[Page element annotations]
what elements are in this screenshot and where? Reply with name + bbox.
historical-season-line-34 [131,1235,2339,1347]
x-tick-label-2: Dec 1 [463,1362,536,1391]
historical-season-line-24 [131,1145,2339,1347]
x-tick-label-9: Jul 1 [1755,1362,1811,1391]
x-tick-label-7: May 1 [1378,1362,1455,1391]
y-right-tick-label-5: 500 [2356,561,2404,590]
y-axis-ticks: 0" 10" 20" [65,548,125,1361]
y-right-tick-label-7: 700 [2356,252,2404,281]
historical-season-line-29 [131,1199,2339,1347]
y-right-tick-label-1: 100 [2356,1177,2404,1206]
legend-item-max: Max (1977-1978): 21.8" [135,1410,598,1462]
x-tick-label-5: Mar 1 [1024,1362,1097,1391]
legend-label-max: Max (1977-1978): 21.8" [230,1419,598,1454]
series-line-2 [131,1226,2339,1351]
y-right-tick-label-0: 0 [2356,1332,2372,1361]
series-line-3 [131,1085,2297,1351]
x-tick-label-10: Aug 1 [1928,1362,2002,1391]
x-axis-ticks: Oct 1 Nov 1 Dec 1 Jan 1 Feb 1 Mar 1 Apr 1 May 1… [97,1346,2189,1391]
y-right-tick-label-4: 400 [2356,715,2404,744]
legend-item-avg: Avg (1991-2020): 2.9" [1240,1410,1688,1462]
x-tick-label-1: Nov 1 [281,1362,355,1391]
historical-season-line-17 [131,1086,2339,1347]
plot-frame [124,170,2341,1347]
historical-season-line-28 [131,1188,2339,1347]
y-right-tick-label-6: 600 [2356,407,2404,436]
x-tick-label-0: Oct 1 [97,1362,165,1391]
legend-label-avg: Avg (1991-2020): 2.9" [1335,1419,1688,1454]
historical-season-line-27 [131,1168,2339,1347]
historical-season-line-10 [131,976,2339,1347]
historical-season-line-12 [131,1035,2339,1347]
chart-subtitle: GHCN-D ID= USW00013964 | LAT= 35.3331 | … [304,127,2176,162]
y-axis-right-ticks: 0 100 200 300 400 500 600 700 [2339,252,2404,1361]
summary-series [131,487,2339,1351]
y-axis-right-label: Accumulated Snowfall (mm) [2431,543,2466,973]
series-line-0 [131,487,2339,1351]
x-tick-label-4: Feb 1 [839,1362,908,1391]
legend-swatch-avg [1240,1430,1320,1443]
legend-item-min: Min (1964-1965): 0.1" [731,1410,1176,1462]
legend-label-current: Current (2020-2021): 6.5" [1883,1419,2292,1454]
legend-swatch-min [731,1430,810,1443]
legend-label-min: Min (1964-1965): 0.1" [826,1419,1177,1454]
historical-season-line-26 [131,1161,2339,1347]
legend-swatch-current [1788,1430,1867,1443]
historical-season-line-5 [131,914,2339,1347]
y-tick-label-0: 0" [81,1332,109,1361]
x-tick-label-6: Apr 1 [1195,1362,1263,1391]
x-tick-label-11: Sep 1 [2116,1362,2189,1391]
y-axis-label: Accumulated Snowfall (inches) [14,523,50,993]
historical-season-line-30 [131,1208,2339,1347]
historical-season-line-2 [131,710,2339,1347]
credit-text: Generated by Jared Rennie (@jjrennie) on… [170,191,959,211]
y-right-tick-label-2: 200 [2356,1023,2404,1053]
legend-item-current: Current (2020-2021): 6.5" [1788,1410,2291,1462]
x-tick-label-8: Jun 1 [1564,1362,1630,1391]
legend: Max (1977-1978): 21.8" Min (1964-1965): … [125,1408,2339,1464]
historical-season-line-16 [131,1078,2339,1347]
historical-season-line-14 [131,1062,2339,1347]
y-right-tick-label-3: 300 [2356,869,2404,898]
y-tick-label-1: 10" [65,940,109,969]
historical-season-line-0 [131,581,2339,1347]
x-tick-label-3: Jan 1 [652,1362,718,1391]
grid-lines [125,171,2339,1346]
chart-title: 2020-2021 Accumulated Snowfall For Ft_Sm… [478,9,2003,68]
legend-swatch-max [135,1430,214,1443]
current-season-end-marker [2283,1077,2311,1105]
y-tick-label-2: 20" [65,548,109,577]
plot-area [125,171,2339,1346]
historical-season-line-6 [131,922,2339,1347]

▸ **Problem statement**
Arrange the part of the data that opens with its first line and closes with the line containing "x-tick-label-1: Nov 1 [281,1362,355,1391]" as a Markdown table with the columns No. and Line, leaving out blank lines.

▸ **Response**
| No. | Line |
|---|---|
| 1 | what elements are in this screenshot and where? Reply with name + bbox. |
| 2 | historical-season-line-34 [131,1235,2339,1347] |
| 3 | x-tick-label-2: Dec 1 [463,1362,536,1391] |
| 4 | historical-season-line-24 [131,1145,2339,1347] |
| 5 | x-tick-label-9: Jul 1 [1755,1362,1811,1391] |
| 6 | x-tick-label-7: May 1 [1378,1362,1455,1391] |
| 7 | y-right-tick-label-5: 500 [2356,561,2404,590] |
| 8 | y-axis-ticks: 0" 10" 20" [65,548,125,1361] |
| 9 | y-right-tick-label-7: 700 [2356,252,2404,281] |
| 10 | historical-season-line-29 [131,1199,2339,1347] |
| 11 | y-right-tick-label-1: 100 [2356,1177,2404,1206] |
| 12 | legend-item-max: Max (1977-1978): 21.8" [135,1410,598,1462] |
| 13 | x-tick-label-5: Mar 1 [1024,1362,1097,1391] |
| 14 | legend-label-max: Max (1977-1978): 21.8" [230,1419,598,1454] |
| 15 | series-line-2 [131,1226,2339,1351] |
| 16 | y-right-tick-label-0: 0 [2356,1332,2372,1361] |
| 17 | series-line-3 [131,1085,2297,1351] |
| 18 | x-tick-label-10: Aug 1 [1928,1362,2002,1391] |
| 19 | x-axis-ticks: Oct 1 Nov 1 Dec 1 Jan 1 Feb 1 Mar 1 Apr 1 May 1… [97,1346,2189,1391] |
| 20 | y-right-tick-label-4: 400 [2356,715,2404,744] |
| 21 | legend-item-avg: Avg (1991-2020): 2.9" [1240,1410,1688,1462] |
| 22 | x-tick-label-1: Nov 1 [281,1362,355,1391] |